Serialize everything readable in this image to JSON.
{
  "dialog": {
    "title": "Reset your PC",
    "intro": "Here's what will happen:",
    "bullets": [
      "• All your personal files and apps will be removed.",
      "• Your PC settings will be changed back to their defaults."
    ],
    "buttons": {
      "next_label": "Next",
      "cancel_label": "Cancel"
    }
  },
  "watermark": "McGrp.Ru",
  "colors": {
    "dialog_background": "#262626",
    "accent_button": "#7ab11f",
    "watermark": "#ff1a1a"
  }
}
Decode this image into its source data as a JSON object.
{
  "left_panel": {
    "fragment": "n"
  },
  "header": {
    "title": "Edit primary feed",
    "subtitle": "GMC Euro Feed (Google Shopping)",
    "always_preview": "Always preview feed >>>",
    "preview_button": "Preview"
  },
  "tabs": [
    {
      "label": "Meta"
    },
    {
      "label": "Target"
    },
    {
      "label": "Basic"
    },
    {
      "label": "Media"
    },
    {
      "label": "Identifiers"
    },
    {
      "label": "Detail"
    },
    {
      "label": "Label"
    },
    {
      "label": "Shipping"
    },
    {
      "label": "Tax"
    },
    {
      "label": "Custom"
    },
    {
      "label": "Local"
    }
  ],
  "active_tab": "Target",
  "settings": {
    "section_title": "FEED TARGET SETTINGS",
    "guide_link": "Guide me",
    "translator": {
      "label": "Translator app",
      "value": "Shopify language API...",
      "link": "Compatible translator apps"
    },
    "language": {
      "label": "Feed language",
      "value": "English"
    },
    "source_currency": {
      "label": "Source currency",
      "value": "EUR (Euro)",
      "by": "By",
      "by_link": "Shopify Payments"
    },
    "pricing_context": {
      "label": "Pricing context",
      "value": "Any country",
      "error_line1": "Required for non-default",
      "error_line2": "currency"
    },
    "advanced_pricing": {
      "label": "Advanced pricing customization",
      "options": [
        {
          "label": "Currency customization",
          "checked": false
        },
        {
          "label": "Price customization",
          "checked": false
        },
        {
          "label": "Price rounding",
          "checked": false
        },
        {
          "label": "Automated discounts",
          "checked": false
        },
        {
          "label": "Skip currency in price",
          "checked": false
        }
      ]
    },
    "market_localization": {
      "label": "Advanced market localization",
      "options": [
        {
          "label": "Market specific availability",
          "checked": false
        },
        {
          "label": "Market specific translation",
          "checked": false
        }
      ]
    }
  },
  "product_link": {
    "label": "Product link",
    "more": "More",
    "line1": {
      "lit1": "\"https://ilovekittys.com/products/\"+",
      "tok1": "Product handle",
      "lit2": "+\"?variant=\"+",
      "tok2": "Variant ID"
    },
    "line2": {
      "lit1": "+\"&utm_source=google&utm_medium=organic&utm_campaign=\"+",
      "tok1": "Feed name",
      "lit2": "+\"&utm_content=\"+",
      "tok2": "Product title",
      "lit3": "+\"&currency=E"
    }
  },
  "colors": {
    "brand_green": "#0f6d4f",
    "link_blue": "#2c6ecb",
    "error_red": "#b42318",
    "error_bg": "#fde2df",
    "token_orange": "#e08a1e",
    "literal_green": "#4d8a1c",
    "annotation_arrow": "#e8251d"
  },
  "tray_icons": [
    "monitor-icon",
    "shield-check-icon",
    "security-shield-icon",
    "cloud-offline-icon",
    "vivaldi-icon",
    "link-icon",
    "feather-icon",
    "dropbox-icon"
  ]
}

· · · ·

__Task directions__
Give the listing above again, word for word.

__Solution to this exercise__
Serialize everything readable in this image to JSON.
{
  "dialog": {
    "title": "Reset your PC",
    "intro": "Here's what will happen:",
    "bullets": [
      "• All your personal files and apps will be removed.",
      "• Your PC settings will be changed back to their defaults."
    ],
    "buttons": {
      "next_label": "Next",
      "cancel_label": "Cancel"
    }
  },
  "watermark": "McGrp.Ru",
  "colors": {
    "dialog_background": "#262626",
    "accent_button": "#7ab11f",
    "watermark": "#ff1a1a"
  }
}
Decode this image into its source data as a JSON object.
{
  "left_panel": {
    "fragment": "n"
  },
  "header": {
    "title": "Edit primary feed",
    "subtitle": "GMC Euro Feed (Google Shopping)",
    "always_preview": "Always preview feed >>>",
    "preview_button": "Preview"
  },
  "tabs": [
    {
      "label": "Meta"
    },
    {
      "label": "Target"
    },
    {
      "label": "Basic"
    },
    {
      "label": "Media"
    },
    {
      "label": "Identifiers"
    },
    {
      "label": "Detail"
    },
    {
      "label": "Label"
    },
    {
      "label": "Shipping"
    },
    {
      "label": "Tax"
    },
    {
      "label": "Custom"
    },
    {
      "label": "Local"
    }
  ],
  "active_tab": "Target",
  "settings": {
    "section_title": "FEED TARGET SETTINGS",
    "guide_link": "Guide me",
    "translator": {
      "label": "Translator app",
      "value": "Shopify language API...",
      "link": "Compatible translator apps"
    },
    "language": {
      "label": "Feed language",
      "value": "English"
    },
    "source_currency": {
      "label": "Source currency",
      "value": "EUR (Euro)",
      "by": "By",
      "by_link": "Shopify Payments"
    },
    "pricing_context": {
      "label": "Pricing context",
      "value": "Any country",
      "error_line1": "Required for non-default",
      "error_line2": "currency"
    },
    "advanced_pricing": {
      "label": "Advanced pricing customization",
      "options": [
        {
          "label": "Currency customization",
          "checked": false
        },
        {
          "label": "Price customization",
          "checked": false
        },
        {
          "label": "Price rounding",
          "checked": false
        },
        {
          "label": "Automated discounts",
          "checked": false
        },
        {
          "label": "Skip currency in price",
          "checked": false
        }
      ]
    },
    "market_localization": {
      "label": "Advanced market localization",
      "options": [
        {
          "label": "Market specific availability",
          "checked": false
        },
        {
          "label": "Market specific translation",
          "checked": false
        }
      ]
    }
  },
  "product_link": {
    "label": "Product link",
    "more": "More",
    "line1": {
      "lit1": "\"https://ilovekittys.com/products/\"+",
      "tok1": "Product handle",
      "lit2": "+\"?variant=\"+",
      "tok2": "Variant ID"
    },
    "line2": {
      "lit1": "+\"&utm_source=google&utm_medium=organic&utm_campaign=\"+",
      "tok1": "Feed name",
      "lit2": "+\"&utm_content=\"+",
      "tok2": "Product title",
      "lit3": "+\"&currency=E"
    }
  },
  "colors": {
    "brand_green": "#0f6d4f",
    "link_blue": "#2c6ecb",
    "error_red": "#b42318",
    "error_bg": "#fde2df",
    "token_orange": "#e08a1e",
    "literal_green": "#4d8a1c",
    "annotation_arrow": "#e8251d"
  },
  "tray_icons": [
    "monitor-icon",
    "shield-check-icon",
    "security-shield-icon",
    "cloud-offline-icon",
    "vivaldi-icon",
    "link-icon",
    "feather-icon",
    "dropbox-icon"
  ]
}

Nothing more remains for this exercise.